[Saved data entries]
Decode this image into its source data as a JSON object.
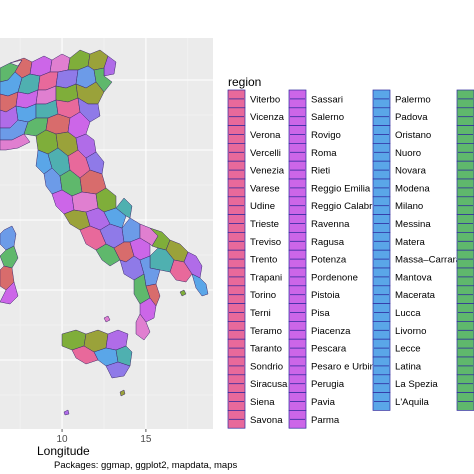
{
  "chart_data": {
    "type": "map",
    "xlabel": "Longitude",
    "x_ticks": [
      {
        "label": "10",
        "value": 10
      },
      {
        "label": "15",
        "value": 15
      }
    ],
    "xlim": [
      6.3,
      19.0
    ],
    "ylim": [
      36.4,
      47.3
    ],
    "caption": "Packages: ggmap, ggplot2, mapdata, maps",
    "legend": {
      "title": "region",
      "columns": [
        {
          "color": "#e8699b",
          "labels": [
            "Viterbo",
            "Vicenza",
            "Verona",
            "Vercelli",
            "Venezia",
            "Varese",
            "Udine",
            "Trieste",
            "Treviso",
            "Trento",
            "Trapani",
            "Torino",
            "Terni",
            "Teramo",
            "Taranto",
            "Sondrio",
            "Siracusa",
            "Siena",
            "Savona"
          ]
        },
        {
          "color": "#cc66e8",
          "labels": [
            "Sassari",
            "Salerno",
            "Rovigo",
            "Roma",
            "Rieti",
            "Reggio Emilia",
            "Reggio Calabria",
            "Ravenna",
            "Ragusa",
            "Potenza",
            "Pordenone",
            "Pistoia",
            "Pisa",
            "Piacenza",
            "Pescara",
            "Pesaro e Urbino",
            "Perugia",
            "Pavia",
            "Parma"
          ]
        },
        {
          "color": "#5aa6e8",
          "labels": [
            "Palermo",
            "Padova",
            "Oristano",
            "Nuoro",
            "Novara",
            "Modena",
            "Milano",
            "Messina",
            "Matera",
            "Massa–Carrara",
            "Mantova",
            "Macerata",
            "Lucca",
            "Livorno",
            "Lecce",
            "Latina",
            "La Spezia",
            "L'Aquila"
          ]
        },
        {
          "color": "#5fb86c",
          "labels": []
        }
      ]
    },
    "palette": [
      "#e8699b",
      "#cc66e8",
      "#5aa6e8",
      "#5fb86c",
      "#9aa23a",
      "#8f7ae8",
      "#e07fd0",
      "#4fb0b0",
      "#d86c6c",
      "#b06ce8",
      "#6c9be8",
      "#7fae3a"
    ]
  }
}
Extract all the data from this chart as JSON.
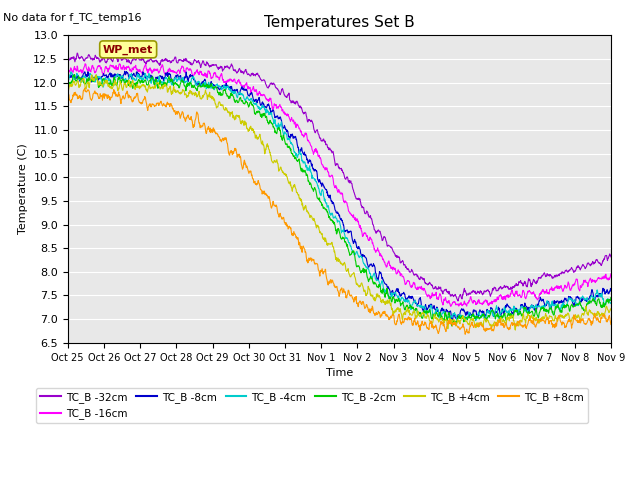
{
  "title": "Temperatures Set B",
  "xlabel": "Time",
  "ylabel": "Temperature (C)",
  "ylim": [
    6.5,
    13.0
  ],
  "yticks": [
    6.5,
    7.0,
    7.5,
    8.0,
    8.5,
    9.0,
    9.5,
    10.0,
    10.5,
    11.0,
    11.5,
    12.0,
    12.5,
    13.0
  ],
  "note": "No data for f_TC_temp16",
  "wp_met_label": "WP_met",
  "series": [
    {
      "label": "TC_B -32cm",
      "color": "#9900cc"
    },
    {
      "label": "TC_B -16cm",
      "color": "#ff00ff"
    },
    {
      "label": "TC_B -8cm",
      "color": "#0000cc"
    },
    {
      "label": "TC_B -4cm",
      "color": "#00cccc"
    },
    {
      "label": "TC_B -2cm",
      "color": "#00cc00"
    },
    {
      "label": "TC_B +4cm",
      "color": "#cccc00"
    },
    {
      "label": "TC_B +8cm",
      "color": "#ff9900"
    }
  ],
  "xtick_labels": [
    "Oct 25",
    "Oct 26",
    "Oct 27",
    "Oct 28",
    "Oct 29",
    "Oct 30",
    "Oct 31",
    "Nov 1",
    "Nov 2",
    "Nov 3",
    "Nov 4",
    "Nov 5",
    "Nov 6",
    "Nov 7",
    "Nov 8",
    "Nov 9"
  ],
  "n_points": 1440,
  "bg_color": "#e8e8e8",
  "grid_color": "#ffffff"
}
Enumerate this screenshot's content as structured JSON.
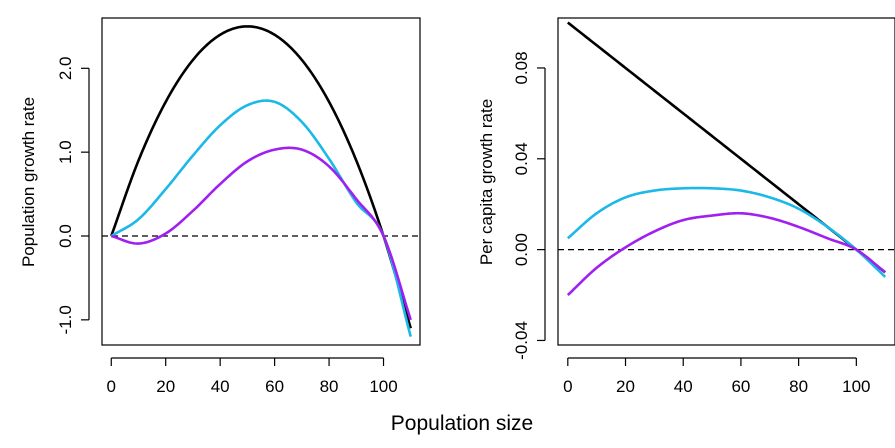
{
  "xlabel": "Population size",
  "chart_data": [
    {
      "type": "line",
      "title": "",
      "xlabel": "Population size",
      "ylabel": "Population growth rate",
      "xlim": [
        -3.4,
        113.4
      ],
      "ylim": [
        -1.3,
        2.6
      ],
      "xticks": [
        0,
        20,
        40,
        60,
        80,
        100
      ],
      "yticks": [
        -1.0,
        0.0,
        1.0,
        2.0
      ],
      "ytick_labels": [
        "-1.0",
        "0.0",
        "1.0",
        "2.0"
      ],
      "reference_line": {
        "y": 0,
        "style": "dashed"
      },
      "grid": false,
      "legend": "none",
      "x": [
        0,
        10,
        20,
        30,
        40,
        50,
        60,
        70,
        80,
        90,
        100,
        110
      ],
      "series": [
        {
          "color": "#000000",
          "values": [
            0,
            0.9,
            1.6,
            2.1,
            2.4,
            2.5,
            2.4,
            2.1,
            1.6,
            0.9,
            0,
            -1.1
          ]
        },
        {
          "color": "#1CB8E8",
          "values": [
            0,
            0.2,
            0.56,
            0.96,
            1.32,
            1.56,
            1.6,
            1.36,
            0.92,
            0.4,
            0,
            -1.2
          ]
        },
        {
          "color": "#A020F0",
          "values": [
            0,
            -0.09,
            0.03,
            0.3,
            0.62,
            0.89,
            1.03,
            1.03,
            0.83,
            0.44,
            0,
            -1.0
          ]
        }
      ]
    },
    {
      "type": "line",
      "title": "",
      "xlabel": "Population size",
      "ylabel": "Per capita growth rate",
      "xlim": [
        -3.4,
        113.4
      ],
      "ylim": [
        -0.042,
        0.102
      ],
      "xticks": [
        0,
        20,
        40,
        60,
        80,
        100
      ],
      "yticks": [
        -0.04,
        0.0,
        0.04,
        0.08
      ],
      "ytick_labels": [
        "-0.04",
        "0.00",
        "0.04",
        "0.08"
      ],
      "reference_line": {
        "y": 0,
        "style": "dashed"
      },
      "grid": false,
      "legend": "none",
      "x": [
        0,
        10,
        20,
        30,
        40,
        50,
        60,
        70,
        80,
        90,
        100,
        110
      ],
      "series": [
        {
          "color": "#000000",
          "values": [
            0.1,
            0.09,
            0.08,
            0.07,
            0.06,
            0.05,
            0.04,
            0.03,
            0.02,
            0.01,
            0,
            -0.01
          ]
        },
        {
          "color": "#1CB8E8",
          "values": [
            0.005,
            0.016,
            0.023,
            0.026,
            0.027,
            0.027,
            0.026,
            0.023,
            0.018,
            0.01,
            0,
            -0.012
          ]
        },
        {
          "color": "#A020F0",
          "values": [
            -0.02,
            -0.008,
            0.001,
            0.008,
            0.013,
            0.015,
            0.016,
            0.014,
            0.01,
            0.005,
            0,
            -0.01
          ]
        }
      ]
    }
  ]
}
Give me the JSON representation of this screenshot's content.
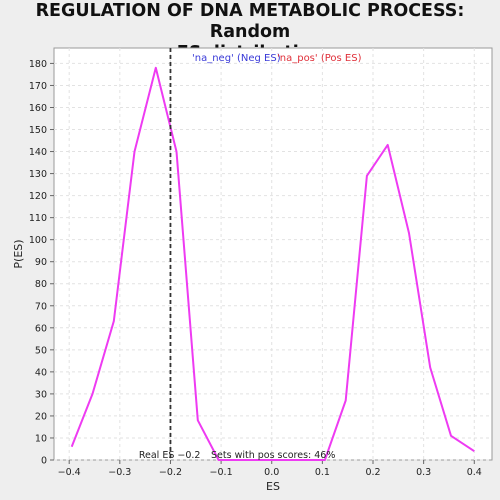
{
  "title_line1": "REGULATION OF DNA METABOLIC PROCESS: Random",
  "title_line2": "ES distribution",
  "chart_data": {
    "type": "line",
    "xlabel": "ES",
    "ylabel": "P(ES)",
    "xlim": [
      -0.43,
      0.435
    ],
    "ylim": [
      0,
      187
    ],
    "xticks": [
      -0.4,
      -0.3,
      -0.2,
      -0.1,
      0.0,
      0.1,
      0.2,
      0.3,
      0.4
    ],
    "xtick_labels": [
      "−0.4",
      "−0.3",
      "−0.2",
      "−0.1",
      "0.0",
      "0.1",
      "0.2",
      "0.3",
      "0.4"
    ],
    "yticks": [
      0,
      10,
      20,
      30,
      40,
      50,
      60,
      70,
      80,
      90,
      100,
      110,
      120,
      130,
      140,
      150,
      160,
      170,
      180
    ],
    "grid": true,
    "series": [
      {
        "color": "#ee3bf2",
        "x": [
          -0.395,
          -0.354,
          -0.312,
          -0.271,
          -0.229,
          -0.188,
          -0.146,
          -0.105,
          -0.063,
          -0.021,
          0.021,
          0.063,
          0.105,
          0.146,
          0.188,
          0.229,
          0.271,
          0.313,
          0.354,
          0.4
        ],
        "y": [
          6,
          30,
          63,
          140,
          178,
          140,
          18,
          0,
          0,
          0,
          0,
          0,
          0,
          27,
          129,
          143,
          103,
          42,
          11,
          4
        ]
      }
    ],
    "real_es": -0.2,
    "real_es_label": "Real ES −0.2",
    "pos_scores_label": "Sets with pos scores: 46%",
    "legend": [
      {
        "text": "'na_neg' (Neg ES)",
        "color": "#3a3ad8"
      },
      {
        "text": "'na_pos' (Pos ES)",
        "color": "#e0303a"
      }
    ]
  }
}
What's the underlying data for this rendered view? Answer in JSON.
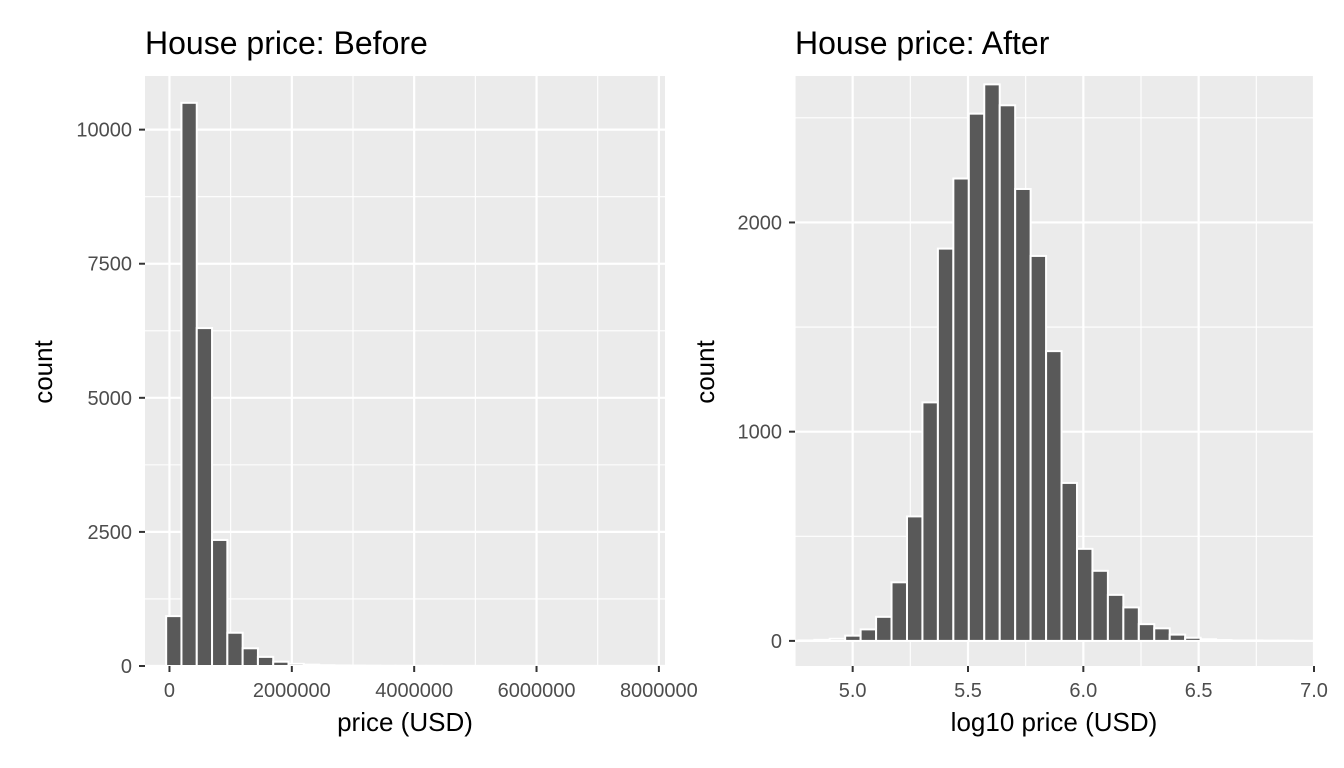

#### [TASK BRIEF]
Copy each line in the data that holds the word "content".

#### [THE SOLUTION]
Enumerate this screenshot's content as structured JSON.
Give me the JSON representation of this screenshot's content.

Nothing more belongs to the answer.